◆ Data for review:
[Start of Attachment]

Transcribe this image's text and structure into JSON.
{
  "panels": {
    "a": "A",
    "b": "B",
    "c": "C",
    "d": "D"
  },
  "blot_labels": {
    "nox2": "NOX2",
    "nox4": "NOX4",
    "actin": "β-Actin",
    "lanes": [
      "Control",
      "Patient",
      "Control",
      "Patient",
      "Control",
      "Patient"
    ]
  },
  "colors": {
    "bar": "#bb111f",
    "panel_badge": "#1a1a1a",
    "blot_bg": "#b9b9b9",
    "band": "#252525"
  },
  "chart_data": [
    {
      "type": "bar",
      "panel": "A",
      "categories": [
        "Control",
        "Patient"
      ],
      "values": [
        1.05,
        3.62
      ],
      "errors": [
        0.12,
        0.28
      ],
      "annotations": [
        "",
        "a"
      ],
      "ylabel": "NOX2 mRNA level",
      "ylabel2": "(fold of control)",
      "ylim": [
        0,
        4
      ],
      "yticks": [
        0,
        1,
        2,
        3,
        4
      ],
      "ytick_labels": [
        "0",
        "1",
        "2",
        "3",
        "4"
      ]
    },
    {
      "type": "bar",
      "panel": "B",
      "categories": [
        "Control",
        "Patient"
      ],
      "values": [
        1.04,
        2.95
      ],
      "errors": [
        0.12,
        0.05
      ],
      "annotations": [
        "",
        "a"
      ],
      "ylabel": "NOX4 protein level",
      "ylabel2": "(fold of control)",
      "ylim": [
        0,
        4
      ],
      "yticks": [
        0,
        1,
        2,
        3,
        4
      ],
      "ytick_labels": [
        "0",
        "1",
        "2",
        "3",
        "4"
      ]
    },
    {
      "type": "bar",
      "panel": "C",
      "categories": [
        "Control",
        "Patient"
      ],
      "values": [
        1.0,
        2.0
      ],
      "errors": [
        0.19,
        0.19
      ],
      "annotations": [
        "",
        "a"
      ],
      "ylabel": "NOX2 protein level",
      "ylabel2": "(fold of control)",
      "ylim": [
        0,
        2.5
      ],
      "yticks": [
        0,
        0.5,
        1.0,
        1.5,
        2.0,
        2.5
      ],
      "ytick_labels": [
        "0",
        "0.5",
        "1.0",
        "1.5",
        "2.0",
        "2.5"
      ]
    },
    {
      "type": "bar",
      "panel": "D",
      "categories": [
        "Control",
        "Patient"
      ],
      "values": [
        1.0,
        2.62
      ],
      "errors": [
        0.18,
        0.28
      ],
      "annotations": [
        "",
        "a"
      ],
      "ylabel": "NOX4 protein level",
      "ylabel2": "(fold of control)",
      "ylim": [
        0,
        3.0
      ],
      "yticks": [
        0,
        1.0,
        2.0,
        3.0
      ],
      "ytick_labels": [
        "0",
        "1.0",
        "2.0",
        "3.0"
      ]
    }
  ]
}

[End of Attachment]

◆ What to do: What is needed here is an exact transcription of the records above.

◆ Task solution:
Transcribe this image's text and structure into JSON.
{
  "panels": {
    "a": "A",
    "b": "B",
    "c": "C",
    "d": "D"
  },
  "blot_labels": {
    "nox2": "NOX2",
    "nox4": "NOX4",
    "actin": "β-Actin",
    "lanes": [
      "Control",
      "Patient",
      "Control",
      "Patient",
      "Control",
      "Patient"
    ]
  },
  "colors": {
    "bar": "#bb111f",
    "panel_badge": "#1a1a1a",
    "blot_bg": "#b9b9b9",
    "band": "#252525"
  },
  "chart_data": [
    {
      "type": "bar",
      "panel": "A",
      "categories": [
        "Control",
        "Patient"
      ],
      "values": [
        1.05,
        3.62
      ],
      "errors": [
        0.12,
        0.28
      ],
      "annotations": [
        "",
        "a"
      ],
      "ylabel": "NOX2 mRNA level",
      "ylabel2": "(fold of control)",
      "ylim": [
        0,
        4
      ],
      "yticks": [
        0,
        1,
        2,
        3,
        4
      ],
      "ytick_labels": [
        "0",
        "1",
        "2",
        "3",
        "4"
      ]
    },
    {
      "type": "bar",
      "panel": "B",
      "categories": [
        "Control",
        "Patient"
      ],
      "values": [
        1.04,
        2.95
      ],
      "errors": [
        0.12,
        0.05
      ],
      "annotations": [
        "",
        "a"
      ],
      "ylabel": "NOX4 protein level",
      "ylabel2": "(fold of control)",
      "ylim": [
        0,
        4
      ],
      "yticks": [
        0,
        1,
        2,
        3,
        4
      ],
      "ytick_labels": [
        "0",
        "1",
        "2",
        "3",
        "4"
      ]
    },
    {
      "type": "bar",
      "panel": "C",
      "categories": [
        "Control",
        "Patient"
      ],
      "values": [
        1.0,
        2.0
      ],
      "errors": [
        0.19,
        0.19
      ],
      "annotations": [
        "",
        "a"
      ],
      "ylabel": "NOX2 protein level",
      "ylabel2": "(fold of control)",
      "ylim": [
        0,
        2.5
      ],
      "yticks": [
        0,
        0.5,
        1.0,
        1.5,
        2.0,
        2.5
      ],
      "ytick_labels": [
        "0",
        "0.5",
        "1.0",
        "1.5",
        "2.0",
        "2.5"
      ]
    },
    {
      "type": "bar",
      "panel": "D",
      "categories": [
        "Control",
        "Patient"
      ],
      "values": [
        1.0,
        2.62
      ],
      "errors": [
        0.18,
        0.28
      ],
      "annotations": [
        "",
        "a"
      ],
      "ylabel": "NOX4 protein level",
      "ylabel2": "(fold of control)",
      "ylim": [
        0,
        3.0
      ],
      "yticks": [
        0,
        1.0,
        2.0,
        3.0
      ],
      "ytick_labels": [
        "0",
        "1.0",
        "2.0",
        "3.0"
      ]
    }
  ]
}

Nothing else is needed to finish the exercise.